Objective:
From the material below, list every line containing "税率征收的物品".

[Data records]
··········

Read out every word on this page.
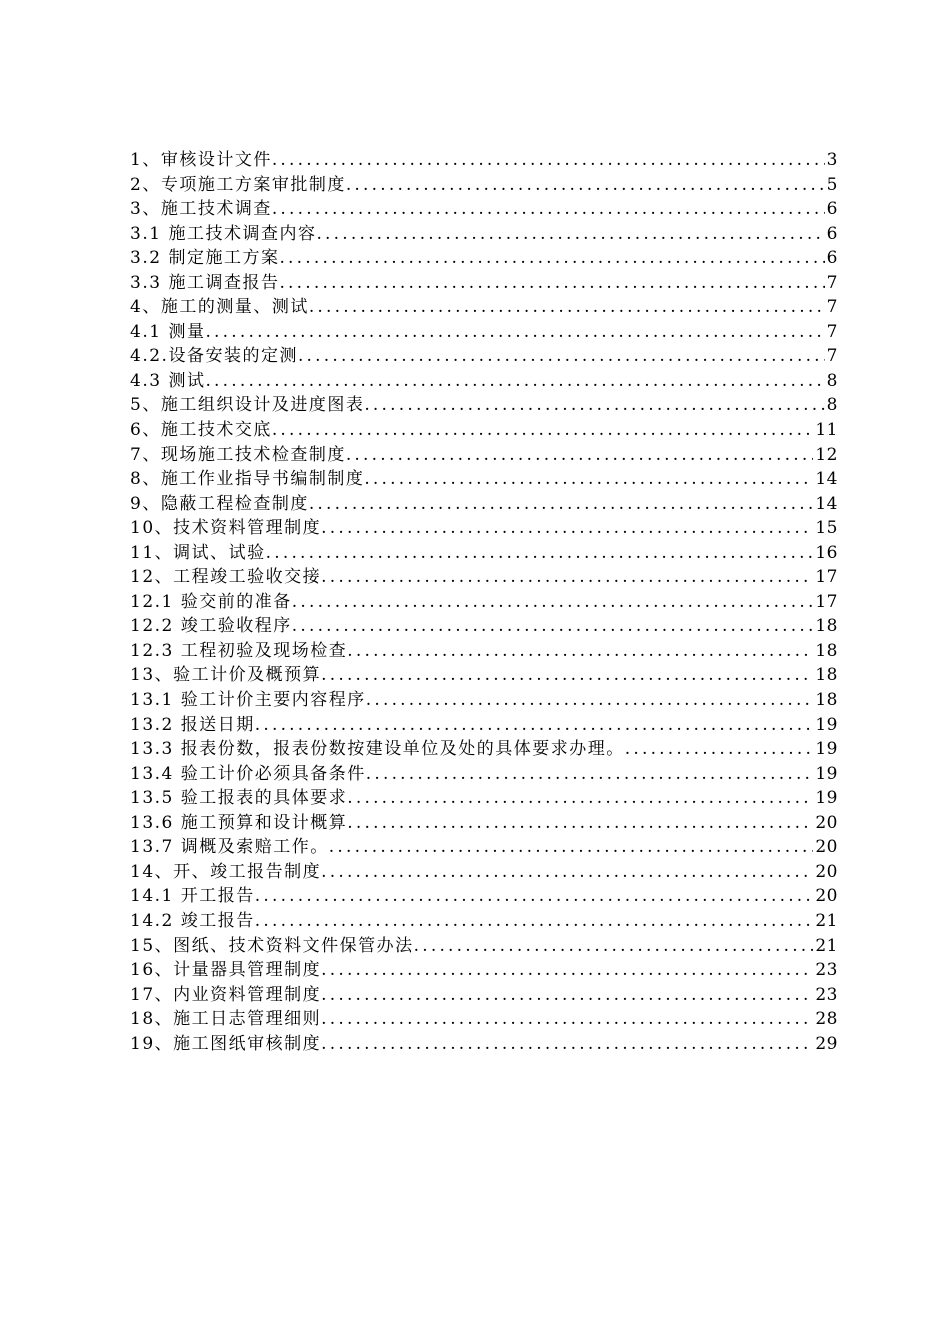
1、审核设计文件 .....	3
2、专项施工方案审批制度 .....	5
3、施工技术调查 .....	6
3.1 施工技术调查内容 .....	6
3.2 制定施工方案 .....	6
3.3 施工调查报告 .....	7
4、施工的测量、测试 .....	7
4.1 测量 .....	7
4.2.设备安装的定测 .....	7
4.3 测试 .....	8
5、施工组织设计及进度图表 .....	8
6、施工技术交底 .....	11
7、现场施工技术检查制度 .....	12
8、施工作业指导书编制制度 .....	14
9、隐蔽工程检查制度 .....	14
10、技术资料管理制度 .....	15
11、调试、试验 .....	16
12、工程竣工验收交接 .....	17
12.1 验交前的准备 .....	17
12.2 竣工验收程序 .....	18
12.3 工程初验及现场检查 .....	18
13、验工计价及概预算 .....	18
13.1 验工计价主要内容程序 .....	18
13.2 报送日期 .....	19
13.3 报表份数，报表份数按建设单位及处的具体要求办理。 .....	19
13.4 验工计价必须具备条件 .....	19
13.5 验工报表的具体要求 .....	19
13.6 施工预算和设计概算 .....	20
13.7 调概及索赔工作。 .....	20
14、开、竣工报告制度 .....	20
14.1 开工报告 .....	20
14.2 竣工报告 .....	21
15、图纸、技术资料文件保管办法 .....	21
16、计量器具管理制度 .....	23
17、内业资料管理制度 .....	23
18、施工日志管理细则 .....	28
19、施工图纸审核制度 .....	29
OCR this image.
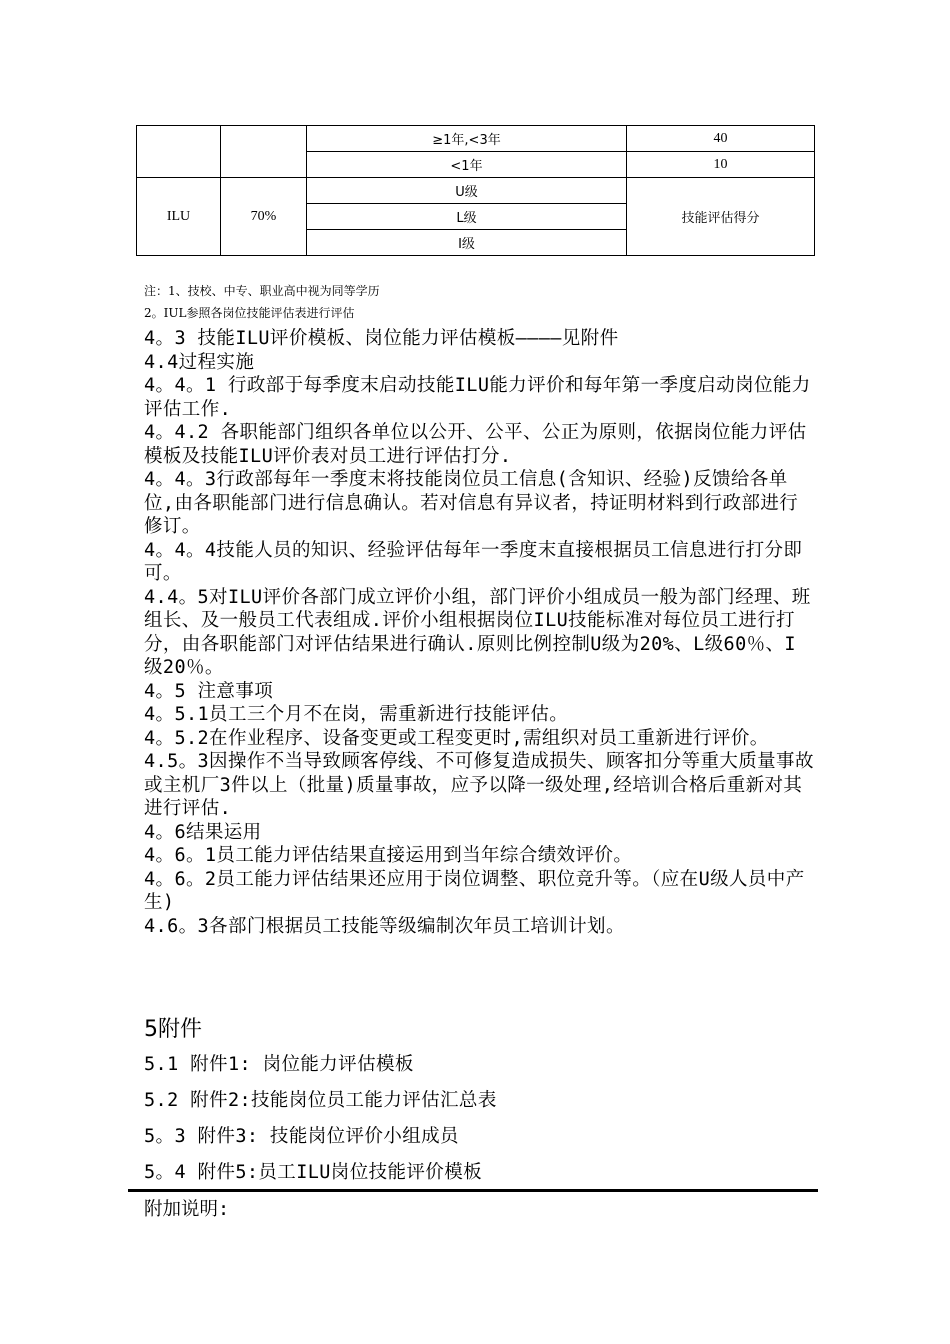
		≥1年,<3年	40
		<1年	10
ILU	70%	U级	技能评估得分
		L级	
		I级	
注：1、技校、中专、职业高中视为同等学历
2。IUL参照各岗位技能评估表进行评估

4。3 技能ILU评价模板、岗位能力评估模板————见附件

4.4过程实施

4。4。1 行政部于每季度末启动技能ILU能力评价和每年第一季度启动岗位能力评估工作.

4。4.2 各职能部门组织各单位以公开、公平、公正为原则，依据岗位能力评估模板及技能ILU评价表对员工进行评估打分.

4。4。3行政部每年一季度末将技能岗位员工信息(含知识、经验)反馈给各单位,由各职能部门进行信息确认。若对信息有异议者，持证明材料到行政部进行修订。

4。4。4技能人员的知识、经验评估每年一季度末直接根据员工信息进行打分即可。

4.4。5对ILU评价各部门成立评价小组，部门评价小组成员一般为部门经理、班组长、及一般员工代表组成.评价小组根据岗位ILU技能标准对每位员工进行打分，由各职能部门对评估结果进行确认.原则比例控制U级为20%、L级60％、I级20％。

4。5 注意事项

4。5.1员工三个月不在岗，需重新进行技能评估。

4。5.2在作业程序、设备变更或工程变更时,需组织对员工重新进行评价。

4.5。3因操作不当导致顾客停线、不可修复造成损失、顾客扣分等重大质量事故或主机厂3件以上（批量)质量事故，应予以降一级处理,经培训合格后重新对其进行评估.

4。6结果运用

4。6。1员工能力评估结果直接运用到当年综合绩效评价。

4。6。2员工能力评估结果还应用于岗位调整、职位竞升等。（应在U级人员中产生)

4.6。3各部门根据员工技能等级编制次年员工培训计划。

5附件
5.1 附件1: 岗位能力评估模板
5.2 附件2:技能岗位员工能力评估汇总表
5。3 附件3: 技能岗位评价小组成员
5。4 附件5:员工ILU岗位技能评价模板
附加说明:
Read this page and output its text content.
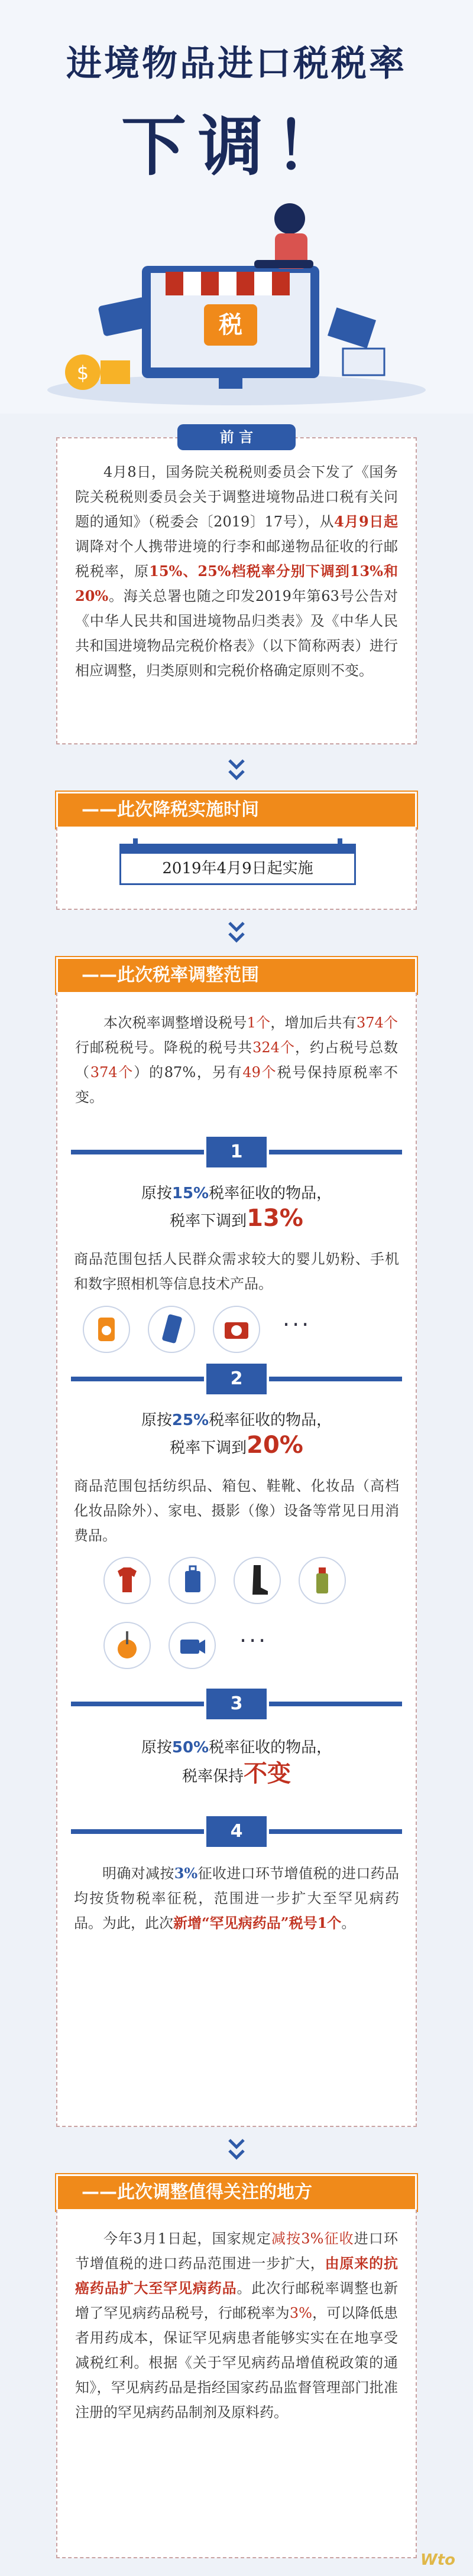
进境物品进口税税率
下调！
$
税
4月8日，国务院关税税则委员会下发了《国务院关税税则委员会关于调整进境物品进口税有关问题的通知》（税委会〔2019〕17号），从4月9日起调降对个人携带进境的行李和邮递物品征收的行邮税税率，原15%、25%档税率分别下调到13%和20%。海关总署也随之印发2019年第63号公告对《中华人民共和国进境物品归类表》及《中华人民共和国进境物品完税价格表》（以下简称两表）进行相应调整，归类原则和完税价格确定原则不变。
前 言
——此次降税实施时间
2019年4月9日起实施
——此次税率调整范围
本次税率调整增设税号1个，增加后共有374个行邮税税号。降税的税号共324个，约占税号总数（374个）的87%，另有49个税号保持原税率不变。
1
原按15%税率征收的物品，
税率下调到13%
商品范围包括人民群众需求较大的婴儿奶粉、手机和数字照相机等信息技术产品。
···
2
原按25%税率征收的物品，
税率下调到20%
商品范围包括纺织品、箱包、鞋靴、化妆品（高档化妆品除外）、家电、摄影（像）设备等常见日用消费品。
···
3
原按50%税率征收的物品，
税率保持不变
4
明确对减按3%征收进口环节增值税的进口药品均按货物税率征税，范围进一步扩大至罕见病药品。为此，此次新增“罕见病药品”税号1个。
——此次调整值得关注的地方
今年3月1日起，国家规定减按3%征收进口环节增值税的进口药品范围进一步扩大，由原来的抗癌药品扩大至罕见病药品。此次行邮税率调整也新增了罕见病药品税号，行邮税率为3%，可以降低患者用药成本，保证罕见病患者能够实实在在地享受减税红利。根据《关于罕见病药品增值税政策的通知》，罕见病药品是指经国家药品监督管理部门批准注册的罕见病药品制剂及原料药。
Wto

··········

Solution to the exercise:
原按15%税率征收的物品，
原按25%税率征收的物品，
原按50%税率征收的物品，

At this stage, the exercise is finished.